-- EXERCISE --
Pick up the lecture on Calvin's doctrine of Scripture after its final sentence and carry it forward.

-- READING TEXT --

• • •

Now, having come to Scripture, we need to talk about Calvin's doctrine of Scripture. Book I is the primary place in the Institutes where Calvin will discuss Scripture, although, in Book III, chapter 2, and in Book IV, chapter 8, we will come to this topic again. Calvin does not develop a long treatise at this point on the authority of Scripture, the inspiration of Scripture, or the nature of Scripture. He does do something with those topics. Let us stop and consider those points, before we move further, looking not only at what Calvin does in Book I, but also at his general teaching throughout the Institutes and elsewhere. These are points I would like to make in connection with Calvin's doctrine of Scripture: the Bible is the inspired Word of God, the Bible is the Word of God revealed in human language, and the Bible is confirmed to the believer by the inner witness of the Holy Spirit. Those are the three important points I would like to make.
First of all, the Bible is the inspired Word of God. There are two persistent expressions that Calvin uses throughout his writings when he talks about the Bible. One expression is "the mouth of God." Over and over again, Calvin says something like, "Scripture has flowed to us from the very mouth of God" (Book I, chapter 7, part 5). You could search through the Institutes and read his commentaries, and you would find expressions like that over and over again. Calvin's first point is the divine origin of the Bible. The Bible comes from God. It is the very word of God. The Bible is God speaking to us. Calvin says this in Book I, chapter 7, part 5 of the Institutes, in his commentary on 2 Timothy 3:16, and in many, many other places.
The second point I want to make concerning Calvin and his view of the Bible as the inspired Word of God is that that Word comes from the very mouth of God, but it is accommodating to us. That is an important word for Calvin -- "accommodation." The Word of God is accommodated to us. In Book I, chapter 13, part 1, we see Calvin saying this, "As nurses commonly do with infants, God is wont in a measure to lisp in speaking to us." So, he describes the Bible is to us as a nurse, mother, or father, will talk baby talk to an infant so that the child will understand. You all do that with your children if you have little children. You talk differently to those children than you talk to your classmates. You talk baby talk, and that is accommodation. That is what Calvin says the Bible is. The message of the Bible not only comes from the very mouth of God, but it comes from the mouth of God who is Father and who, in His love to us so that we can understand what He has to say, stoops to talk baby talk to us.
People have used that in various ways. Some people have insisted that this means that Calvin is denying what we would call plenary verbal inspiration or inerrancy. After all, if God is talking baby talk, can we assume that the text of the Bible is inerrant? John T. McNeill, the editor of our version of the Institutes and the person responsible for most of the footnotes, makes the point in the introduction and in some of the footnotes that Calvin does not hold to an inerrant text. I will say a little bit more about that in a minute, but I want to get back to the baby talk idea.
I noted the other day in reading John Gerstner on Calvin that he makes exactly the same point that God accommodates Himself to us by using our language, by talking baby talk -- by putting things in the Bible like stories, illustrations, parables, poems, and things like that. That does not necessarily imply an errant text. It is baby talk, but it is God's baby talk. And, God's baby talk does not deceive. It helps us to understand. I do not really see the linkage between accommodation and errancy. It seems to me that baby talk can be errant or inerrant depending on the person who is doing the baby talking. When God lisps or speaks baby talk to us, God is perfectly capable of knowing how to do that in a way that puts forth pure truth. He does not lead us astray or deceive us. So, it is a wonderful image of the Bible. Calvin will often use it because we will read in the Bible things about God walking or God having hands and arms. Calvin says that that is accommodation. We do not actually think that God walks on two feet, but it helps us understand. It is God coming down to our level and communicating to us in a way that we can understand. God does that because he is concerned about us and loves us.

• • •

-- DATA LINES --
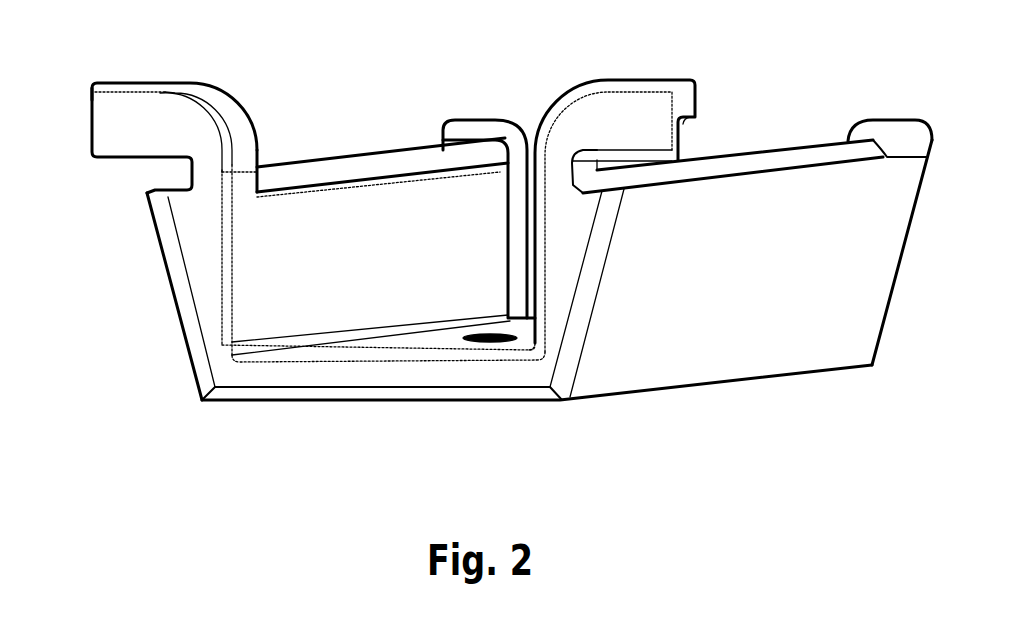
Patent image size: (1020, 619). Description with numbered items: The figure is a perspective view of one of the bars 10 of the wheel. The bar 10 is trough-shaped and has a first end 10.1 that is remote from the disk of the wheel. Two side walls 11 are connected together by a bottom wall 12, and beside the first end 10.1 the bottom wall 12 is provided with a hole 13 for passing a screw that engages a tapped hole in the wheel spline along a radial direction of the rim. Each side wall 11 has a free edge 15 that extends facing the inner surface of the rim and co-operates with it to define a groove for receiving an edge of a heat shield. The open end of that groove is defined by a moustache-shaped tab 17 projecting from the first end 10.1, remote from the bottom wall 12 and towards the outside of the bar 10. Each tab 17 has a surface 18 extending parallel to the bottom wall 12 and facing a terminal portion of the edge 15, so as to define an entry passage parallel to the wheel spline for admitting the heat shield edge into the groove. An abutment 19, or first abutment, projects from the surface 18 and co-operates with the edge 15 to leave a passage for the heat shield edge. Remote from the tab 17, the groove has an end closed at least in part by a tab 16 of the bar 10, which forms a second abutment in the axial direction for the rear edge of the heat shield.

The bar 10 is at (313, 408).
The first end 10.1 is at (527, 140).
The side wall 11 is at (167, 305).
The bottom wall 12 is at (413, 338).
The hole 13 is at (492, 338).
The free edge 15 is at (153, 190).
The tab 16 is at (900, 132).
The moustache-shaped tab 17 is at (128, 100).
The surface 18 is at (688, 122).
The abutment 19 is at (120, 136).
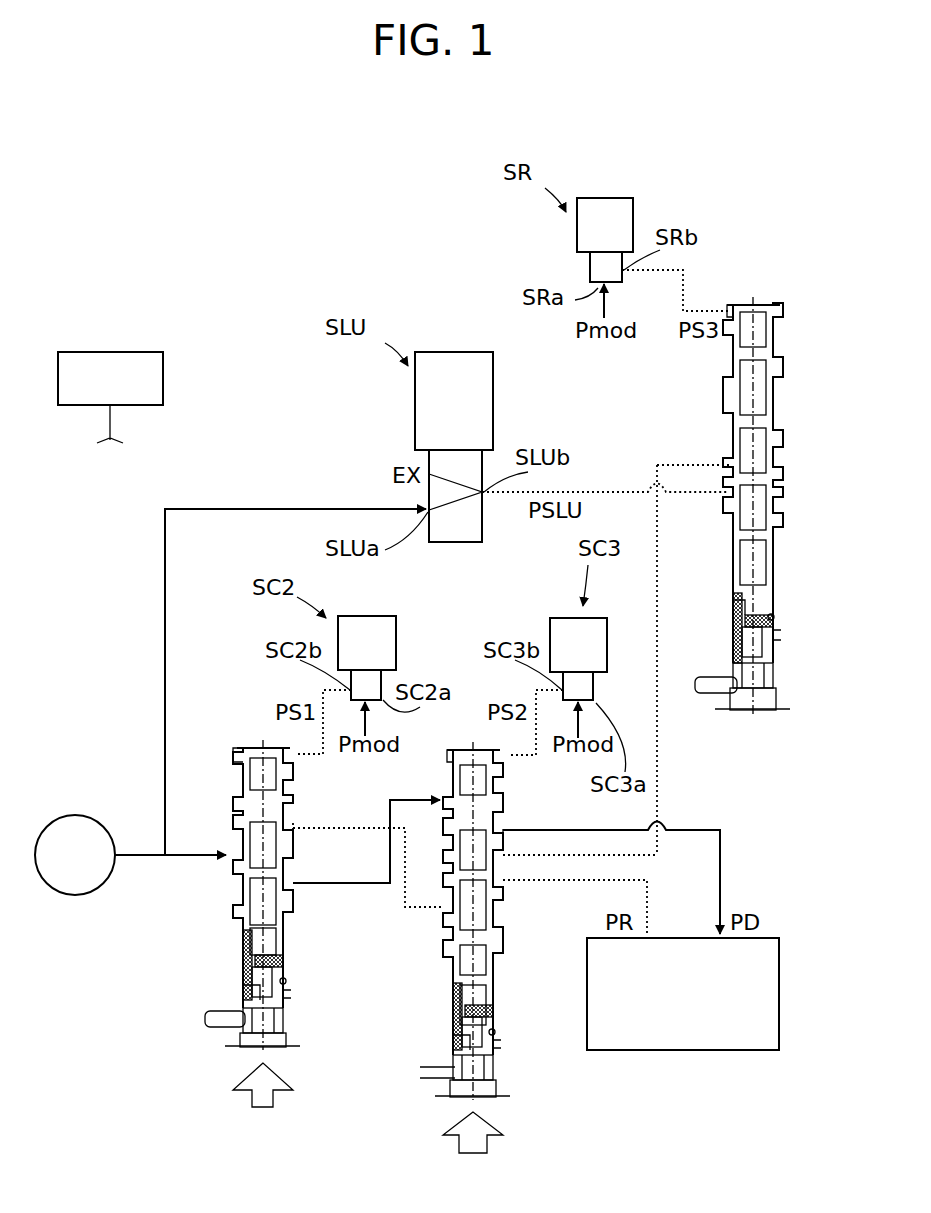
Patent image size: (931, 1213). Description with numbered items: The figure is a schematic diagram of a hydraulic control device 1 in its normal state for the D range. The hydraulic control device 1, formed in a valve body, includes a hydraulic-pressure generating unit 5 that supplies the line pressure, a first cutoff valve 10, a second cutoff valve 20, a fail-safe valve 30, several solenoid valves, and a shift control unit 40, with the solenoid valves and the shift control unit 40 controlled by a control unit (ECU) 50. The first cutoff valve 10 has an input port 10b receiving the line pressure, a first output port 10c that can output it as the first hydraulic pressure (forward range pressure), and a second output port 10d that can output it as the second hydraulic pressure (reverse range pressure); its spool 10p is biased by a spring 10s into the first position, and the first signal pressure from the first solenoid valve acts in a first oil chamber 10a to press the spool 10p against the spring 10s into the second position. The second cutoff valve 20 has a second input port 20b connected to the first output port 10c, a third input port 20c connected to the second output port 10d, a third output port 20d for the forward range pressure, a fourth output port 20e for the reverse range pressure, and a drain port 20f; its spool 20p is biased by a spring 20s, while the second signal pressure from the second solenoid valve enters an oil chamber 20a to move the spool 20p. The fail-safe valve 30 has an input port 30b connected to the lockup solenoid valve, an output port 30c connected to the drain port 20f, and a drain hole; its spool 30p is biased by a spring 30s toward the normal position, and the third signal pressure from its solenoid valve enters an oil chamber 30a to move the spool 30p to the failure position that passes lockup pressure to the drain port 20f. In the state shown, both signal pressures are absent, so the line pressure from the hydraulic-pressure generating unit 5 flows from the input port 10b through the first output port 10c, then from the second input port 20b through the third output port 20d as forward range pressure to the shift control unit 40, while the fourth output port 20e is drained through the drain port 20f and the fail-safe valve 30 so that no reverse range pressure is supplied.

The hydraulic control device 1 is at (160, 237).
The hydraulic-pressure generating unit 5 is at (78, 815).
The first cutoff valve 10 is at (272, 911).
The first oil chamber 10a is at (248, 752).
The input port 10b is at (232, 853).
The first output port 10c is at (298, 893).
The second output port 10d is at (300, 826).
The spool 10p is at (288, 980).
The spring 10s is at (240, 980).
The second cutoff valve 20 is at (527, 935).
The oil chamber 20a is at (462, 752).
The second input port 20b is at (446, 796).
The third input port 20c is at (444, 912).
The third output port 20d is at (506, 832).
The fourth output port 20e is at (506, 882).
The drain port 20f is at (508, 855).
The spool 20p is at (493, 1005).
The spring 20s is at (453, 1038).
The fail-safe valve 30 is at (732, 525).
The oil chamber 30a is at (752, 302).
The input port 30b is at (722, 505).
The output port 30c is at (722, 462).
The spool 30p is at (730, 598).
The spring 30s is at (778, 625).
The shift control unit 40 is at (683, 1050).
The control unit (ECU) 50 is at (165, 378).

• • •

-- EXPECTED OUTPUT --
Somewhere, I think it is his commentary on Romans, Calvin takes this idea of accommodation another step. He says, "If we love the people to whom we minister, we will do the same thing. We will accommodate our understanding to the level that they can appreciate it and receive it." You see, it is totally possible for a seminary student to preach or teach in a way that nobody will have the slightest idea what you are talking about unless you take the knowledge that you gain here and make it accessible to the level of the people to whom you minister through the hard work of accommodation. It does not mean that they are not smart people. We learn our own vocabulary, and we have our own way of saying things and our own terminology for things. Unless we are able to express that in a way that others can grasp, we will fail in our communication. So, God accommodates, and we should accommodate also.
The Bible is the inspired Word of God, it comes from the mouth of God, it is accommodated to our capacity, and it is revealed in human language. Calvin is certainly aware of the fact that the Bible comes from the very mouth of God. It is the words of God, but Calvin knows also that it comes through human beings. It is revealed in human language. Calvin himself is very much aware of this. As a student of humanism and language, he sensed the different styles between the different biblical writers much more than I do. He could speak about the style of Isaiah and the style of another Old Testament writer and compare those, some better than others. It does not affect his view of the Bible that one writer is a more eloquent writer than another. A writer might be rather crude, direct, and rough in his expression, but it is still the Word of God. That is what God wanted for that book. Another writer, particularly Isaiah, is of high eloquence and beauty. So, there are diverse styles among writers in the Bible.
Calvin also deals not so much in the Institutes but in his commentaries with problems and apparent discrepancies in the Bible. He is aware of the human element not only in diverse styles but also in different ways in which the Bible and Bible writers seem to contradict themselves or not be precisely accurate. Calvin is always aware of these problems, and he will spend considerable time in the commentaries dealing with them.
There has been a lot of discussion about this. Some people think that Calvin's treatment of discrepancies shows a kind of looseness in regard to his view of the inerrancy of the Bible. In other words, even though he says the Bible is from God and is the very words of God, when he gets down to working with the text, he finds problems and mistakes and has a kind of free use of these passages in which he denies what he has implied about inerrancy of the Scripture by using expressions like "the very Word of God." Calvin also uses an expression like this: "The Scriptures were dictated by God to these various Bible writers." This creates a little concern not only for people who deny inerrancy but also for people who would affirm it because it seems, to us, to go too far. When Calvin uses the language of dictation, Warfield said that Calvin was not creating a theory of inspiration. He was stating that the product of the writing is as though God dictated it. It is not that God is dictating every word and the human writer has no freedom to express himself in his own language or style. God is so superintending the process of inspiration that the product that is produced on the written page is as though God dictated those words. Warfield says, "It is not unfair to urge that his language of dictation is figurative and that what Calvin has in mind is not to insist that the mode of inspiration was dictation but that the result is as if it were by dictation -- that is, the production of a pure Word of God, free from all human admixtures."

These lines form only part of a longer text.